Exercise objective => Filter the entries that follow, copying every line in which the word "weather" appears.

Records contained in a dataset:
/---

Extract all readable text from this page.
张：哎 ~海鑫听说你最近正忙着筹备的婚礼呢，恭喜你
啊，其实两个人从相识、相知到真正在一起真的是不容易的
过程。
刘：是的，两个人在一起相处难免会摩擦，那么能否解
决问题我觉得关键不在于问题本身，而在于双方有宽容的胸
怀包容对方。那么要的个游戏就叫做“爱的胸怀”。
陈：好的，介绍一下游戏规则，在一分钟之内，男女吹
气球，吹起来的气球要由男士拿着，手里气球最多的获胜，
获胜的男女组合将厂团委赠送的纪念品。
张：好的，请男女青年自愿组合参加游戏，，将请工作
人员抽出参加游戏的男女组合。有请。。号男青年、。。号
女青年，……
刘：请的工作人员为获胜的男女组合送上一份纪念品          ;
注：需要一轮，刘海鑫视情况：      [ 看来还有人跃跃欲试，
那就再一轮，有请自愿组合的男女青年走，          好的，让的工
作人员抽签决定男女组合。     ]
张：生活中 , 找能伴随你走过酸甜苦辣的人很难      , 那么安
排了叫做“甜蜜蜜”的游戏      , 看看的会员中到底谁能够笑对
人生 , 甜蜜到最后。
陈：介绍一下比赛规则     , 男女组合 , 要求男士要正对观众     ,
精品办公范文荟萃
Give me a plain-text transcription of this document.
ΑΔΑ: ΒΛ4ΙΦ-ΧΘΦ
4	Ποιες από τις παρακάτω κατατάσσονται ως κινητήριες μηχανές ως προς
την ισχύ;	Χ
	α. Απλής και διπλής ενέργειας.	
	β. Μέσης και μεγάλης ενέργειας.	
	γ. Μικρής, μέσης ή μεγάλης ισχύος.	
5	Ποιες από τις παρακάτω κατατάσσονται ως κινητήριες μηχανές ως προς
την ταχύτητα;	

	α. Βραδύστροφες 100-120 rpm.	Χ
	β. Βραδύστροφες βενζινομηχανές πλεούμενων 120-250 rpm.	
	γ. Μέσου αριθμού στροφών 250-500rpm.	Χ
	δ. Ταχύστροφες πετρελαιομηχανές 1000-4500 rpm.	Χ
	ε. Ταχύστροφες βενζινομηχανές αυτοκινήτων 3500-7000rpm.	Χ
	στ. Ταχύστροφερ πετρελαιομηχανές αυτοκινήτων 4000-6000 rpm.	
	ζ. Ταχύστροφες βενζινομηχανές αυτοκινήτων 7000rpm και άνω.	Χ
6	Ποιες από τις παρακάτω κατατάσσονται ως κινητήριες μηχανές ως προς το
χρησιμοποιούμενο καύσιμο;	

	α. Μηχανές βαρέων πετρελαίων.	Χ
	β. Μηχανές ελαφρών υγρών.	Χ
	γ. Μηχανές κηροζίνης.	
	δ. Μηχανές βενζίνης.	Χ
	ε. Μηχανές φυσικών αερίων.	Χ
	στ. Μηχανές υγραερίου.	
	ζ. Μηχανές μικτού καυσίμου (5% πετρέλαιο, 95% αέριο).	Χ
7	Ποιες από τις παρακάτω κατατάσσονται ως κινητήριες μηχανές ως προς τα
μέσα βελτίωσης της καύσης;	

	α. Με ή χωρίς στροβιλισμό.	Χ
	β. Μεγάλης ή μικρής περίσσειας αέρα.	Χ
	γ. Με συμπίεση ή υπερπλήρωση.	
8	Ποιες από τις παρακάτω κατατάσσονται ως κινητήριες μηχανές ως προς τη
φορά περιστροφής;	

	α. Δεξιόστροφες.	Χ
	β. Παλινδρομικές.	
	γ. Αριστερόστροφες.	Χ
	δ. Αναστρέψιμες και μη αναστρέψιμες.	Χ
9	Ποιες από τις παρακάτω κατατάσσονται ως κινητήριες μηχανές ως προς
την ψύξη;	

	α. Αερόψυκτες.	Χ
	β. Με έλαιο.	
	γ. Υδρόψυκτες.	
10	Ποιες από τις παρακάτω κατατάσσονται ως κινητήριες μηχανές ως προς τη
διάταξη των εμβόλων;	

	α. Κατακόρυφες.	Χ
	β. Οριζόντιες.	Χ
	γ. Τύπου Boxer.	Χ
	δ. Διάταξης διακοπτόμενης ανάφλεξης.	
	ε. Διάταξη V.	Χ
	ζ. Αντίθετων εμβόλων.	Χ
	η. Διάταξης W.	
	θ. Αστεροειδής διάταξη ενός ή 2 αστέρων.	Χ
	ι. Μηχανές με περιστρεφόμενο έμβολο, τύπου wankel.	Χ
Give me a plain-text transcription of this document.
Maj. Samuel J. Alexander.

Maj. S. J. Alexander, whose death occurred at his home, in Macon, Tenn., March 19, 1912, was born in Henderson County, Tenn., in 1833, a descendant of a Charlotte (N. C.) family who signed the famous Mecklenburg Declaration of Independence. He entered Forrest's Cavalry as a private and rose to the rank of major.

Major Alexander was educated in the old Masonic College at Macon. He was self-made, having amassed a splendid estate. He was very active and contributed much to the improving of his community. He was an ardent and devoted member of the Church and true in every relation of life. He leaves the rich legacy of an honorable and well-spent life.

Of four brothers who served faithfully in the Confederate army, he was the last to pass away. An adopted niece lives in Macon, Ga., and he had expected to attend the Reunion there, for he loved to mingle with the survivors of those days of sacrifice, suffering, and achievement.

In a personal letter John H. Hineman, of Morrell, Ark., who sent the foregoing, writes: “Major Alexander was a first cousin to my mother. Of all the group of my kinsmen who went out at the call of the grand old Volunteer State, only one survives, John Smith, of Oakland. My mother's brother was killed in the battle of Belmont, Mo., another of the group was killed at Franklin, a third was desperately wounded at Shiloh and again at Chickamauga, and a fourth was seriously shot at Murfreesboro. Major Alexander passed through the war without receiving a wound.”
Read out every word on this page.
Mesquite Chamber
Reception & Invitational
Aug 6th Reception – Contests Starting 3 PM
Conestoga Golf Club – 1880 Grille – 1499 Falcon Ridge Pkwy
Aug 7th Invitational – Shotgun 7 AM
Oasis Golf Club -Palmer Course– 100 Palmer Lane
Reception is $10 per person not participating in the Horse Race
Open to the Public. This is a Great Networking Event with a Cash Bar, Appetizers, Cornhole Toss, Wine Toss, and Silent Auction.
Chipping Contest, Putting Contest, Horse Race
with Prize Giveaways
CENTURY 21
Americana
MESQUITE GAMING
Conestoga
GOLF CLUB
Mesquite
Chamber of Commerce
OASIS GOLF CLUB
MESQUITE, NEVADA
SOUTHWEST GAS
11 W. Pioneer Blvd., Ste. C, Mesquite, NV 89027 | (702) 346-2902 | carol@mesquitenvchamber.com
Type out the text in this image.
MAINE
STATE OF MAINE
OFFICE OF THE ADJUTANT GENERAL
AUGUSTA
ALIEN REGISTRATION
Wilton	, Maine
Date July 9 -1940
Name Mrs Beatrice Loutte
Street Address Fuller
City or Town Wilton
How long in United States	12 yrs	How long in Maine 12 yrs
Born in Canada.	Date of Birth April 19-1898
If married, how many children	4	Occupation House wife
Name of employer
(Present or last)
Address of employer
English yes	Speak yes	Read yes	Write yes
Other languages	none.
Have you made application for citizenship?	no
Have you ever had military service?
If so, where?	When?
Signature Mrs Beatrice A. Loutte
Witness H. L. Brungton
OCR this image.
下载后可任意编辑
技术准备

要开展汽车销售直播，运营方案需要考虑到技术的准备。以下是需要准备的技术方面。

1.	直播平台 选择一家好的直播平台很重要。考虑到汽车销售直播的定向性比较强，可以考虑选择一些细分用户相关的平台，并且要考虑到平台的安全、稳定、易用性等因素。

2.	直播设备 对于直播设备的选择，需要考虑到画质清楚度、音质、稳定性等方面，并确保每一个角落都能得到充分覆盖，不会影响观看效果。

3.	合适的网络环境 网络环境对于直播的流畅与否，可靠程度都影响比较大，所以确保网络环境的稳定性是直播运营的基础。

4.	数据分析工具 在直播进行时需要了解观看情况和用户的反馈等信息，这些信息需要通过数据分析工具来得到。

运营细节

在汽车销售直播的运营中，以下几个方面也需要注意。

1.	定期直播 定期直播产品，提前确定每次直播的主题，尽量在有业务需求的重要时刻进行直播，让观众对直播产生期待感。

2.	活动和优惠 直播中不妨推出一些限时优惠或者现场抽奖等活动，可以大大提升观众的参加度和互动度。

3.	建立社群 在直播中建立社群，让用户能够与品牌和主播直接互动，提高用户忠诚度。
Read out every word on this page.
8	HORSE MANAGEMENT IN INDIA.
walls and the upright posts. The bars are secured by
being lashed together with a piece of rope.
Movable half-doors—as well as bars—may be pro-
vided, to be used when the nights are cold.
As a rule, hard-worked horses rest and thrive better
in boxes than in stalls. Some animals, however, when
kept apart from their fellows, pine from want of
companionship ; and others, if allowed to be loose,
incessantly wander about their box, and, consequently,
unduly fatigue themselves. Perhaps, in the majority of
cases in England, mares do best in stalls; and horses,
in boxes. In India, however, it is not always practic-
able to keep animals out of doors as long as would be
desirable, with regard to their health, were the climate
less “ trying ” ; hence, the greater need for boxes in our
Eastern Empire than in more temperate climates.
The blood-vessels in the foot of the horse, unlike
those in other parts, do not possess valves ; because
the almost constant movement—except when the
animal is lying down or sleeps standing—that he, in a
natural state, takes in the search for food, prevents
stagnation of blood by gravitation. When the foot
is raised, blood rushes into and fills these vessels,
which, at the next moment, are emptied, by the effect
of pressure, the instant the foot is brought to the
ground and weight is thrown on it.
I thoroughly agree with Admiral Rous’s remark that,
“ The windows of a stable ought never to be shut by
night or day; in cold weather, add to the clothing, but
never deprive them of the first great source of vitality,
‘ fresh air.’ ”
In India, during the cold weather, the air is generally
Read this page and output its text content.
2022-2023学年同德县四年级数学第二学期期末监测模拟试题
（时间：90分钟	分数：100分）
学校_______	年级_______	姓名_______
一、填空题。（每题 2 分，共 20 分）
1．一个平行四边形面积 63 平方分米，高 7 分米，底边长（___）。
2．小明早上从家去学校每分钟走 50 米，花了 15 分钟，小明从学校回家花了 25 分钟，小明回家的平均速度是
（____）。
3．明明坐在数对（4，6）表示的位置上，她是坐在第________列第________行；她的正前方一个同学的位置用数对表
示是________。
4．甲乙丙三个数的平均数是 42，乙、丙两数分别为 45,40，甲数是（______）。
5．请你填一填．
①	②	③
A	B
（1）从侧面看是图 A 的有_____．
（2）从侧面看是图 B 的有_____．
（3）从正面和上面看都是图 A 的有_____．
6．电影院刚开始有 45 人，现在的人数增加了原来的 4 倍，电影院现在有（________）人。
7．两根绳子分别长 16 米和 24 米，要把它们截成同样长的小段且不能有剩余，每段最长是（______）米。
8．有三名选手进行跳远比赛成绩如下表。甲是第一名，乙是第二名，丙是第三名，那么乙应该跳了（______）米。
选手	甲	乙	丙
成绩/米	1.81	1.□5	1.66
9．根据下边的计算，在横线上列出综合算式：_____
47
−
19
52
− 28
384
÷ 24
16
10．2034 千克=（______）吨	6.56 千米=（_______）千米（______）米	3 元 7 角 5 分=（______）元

\---

The response =>
night or day; in cold weather, add to the clothing, but
In India, during the cold weather, the air is generally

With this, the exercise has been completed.